● **Set task**
Please write out the complete listing that follows, exactly as it reads.

** BEGIN Records to process **

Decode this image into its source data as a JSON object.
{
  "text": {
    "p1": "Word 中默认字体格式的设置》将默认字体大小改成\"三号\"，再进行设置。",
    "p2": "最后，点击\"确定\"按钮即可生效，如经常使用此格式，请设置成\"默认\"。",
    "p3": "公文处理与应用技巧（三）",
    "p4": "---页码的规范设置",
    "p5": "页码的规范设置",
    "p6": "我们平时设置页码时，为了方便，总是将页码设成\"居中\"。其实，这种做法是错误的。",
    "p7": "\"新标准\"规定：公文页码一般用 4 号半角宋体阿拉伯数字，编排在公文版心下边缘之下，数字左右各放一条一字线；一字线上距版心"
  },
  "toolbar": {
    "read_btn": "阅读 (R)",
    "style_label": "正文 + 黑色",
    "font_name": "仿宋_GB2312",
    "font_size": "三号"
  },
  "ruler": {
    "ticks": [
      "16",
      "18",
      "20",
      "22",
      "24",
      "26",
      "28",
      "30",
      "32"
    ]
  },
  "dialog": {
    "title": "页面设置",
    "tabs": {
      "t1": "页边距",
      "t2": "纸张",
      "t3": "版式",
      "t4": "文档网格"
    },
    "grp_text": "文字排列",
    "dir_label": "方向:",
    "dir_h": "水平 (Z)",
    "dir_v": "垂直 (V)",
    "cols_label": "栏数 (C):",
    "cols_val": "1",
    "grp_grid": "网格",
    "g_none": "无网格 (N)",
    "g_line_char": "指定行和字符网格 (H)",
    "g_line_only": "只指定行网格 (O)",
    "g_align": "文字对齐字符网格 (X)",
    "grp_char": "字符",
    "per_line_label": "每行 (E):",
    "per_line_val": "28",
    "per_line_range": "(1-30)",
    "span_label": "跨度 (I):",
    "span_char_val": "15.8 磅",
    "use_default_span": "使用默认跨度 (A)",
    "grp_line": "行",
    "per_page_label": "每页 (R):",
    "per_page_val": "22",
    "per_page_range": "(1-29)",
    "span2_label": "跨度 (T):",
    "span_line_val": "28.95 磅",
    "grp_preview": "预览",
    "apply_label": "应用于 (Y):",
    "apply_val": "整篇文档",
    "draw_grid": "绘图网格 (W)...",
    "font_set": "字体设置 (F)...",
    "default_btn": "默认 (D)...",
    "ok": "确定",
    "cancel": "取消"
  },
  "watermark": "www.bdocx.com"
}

** END Records to process **

● **In response**
Decode this image into its source data as a JSON object.
{
  "text": {
    "p1": "Word 中默认字体格式的设置》将默认字体大小改成\"三号\"，再进行设置。",
    "p2": "最后，点击\"确定\"按钮即可生效，如经常使用此格式，请设置成\"默认\"。",
    "p3": "公文处理与应用技巧（三）",
    "p4": "---页码的规范设置",
    "p5": "页码的规范设置",
    "p6": "我们平时设置页码时，为了方便，总是将页码设成\"居中\"。其实，这种做法是错误的。",
    "p7": "\"新标准\"规定：公文页码一般用 4 号半角宋体阿拉伯数字，编排在公文版心下边缘之下，数字左右各放一条一字线；一字线上距版心"
  },
  "toolbar": {
    "read_btn": "阅读 (R)",
    "style_label": "正文 + 黑色",
    "font_name": "仿宋_GB2312",
    "font_size": "三号"
  },
  "ruler": {
    "ticks": [
      "16",
      "18",
      "20",
      "22",
      "24",
      "26",
      "28",
      "30",
      "32"
    ]
  },
  "dialog": {
    "title": "页面设置",
    "tabs": {
      "t1": "页边距",
      "t2": "纸张",
      "t3": "版式",
      "t4": "文档网格"
    },
    "grp_text": "文字排列",
    "dir_label": "方向:",
    "dir_h": "水平 (Z)",
    "dir_v": "垂直 (V)",
    "cols_label": "栏数 (C):",
    "cols_val": "1",
    "grp_grid": "网格",
    "g_none": "无网格 (N)",
    "g_line_char": "指定行和字符网格 (H)",
    "g_line_only": "只指定行网格 (O)",
    "g_align": "文字对齐字符网格 (X)",
    "grp_char": "字符",
    "per_line_label": "每行 (E):",
    "per_line_val": "28",
    "per_line_range": "(1-30)",
    "span_label": "跨度 (I):",
    "span_char_val": "15.8 磅",
    "use_default_span": "使用默认跨度 (A)",
    "grp_line": "行",
    "per_page_label": "每页 (R):",
    "per_page_val": "22",
    "per_page_range": "(1-29)",
    "span2_label": "跨度 (T):",
    "span_line_val": "28.95 磅",
    "grp_preview": "预览",
    "apply_label": "应用于 (Y):",
    "apply_val": "整篇文档",
    "draw_grid": "绘图网格 (W)...",
    "font_set": "字体设置 (F)...",
    "default_btn": "默认 (D)...",
    "ok": "确定",
    "cancel": "取消"
  },
  "watermark": "www.bdocx.com"
}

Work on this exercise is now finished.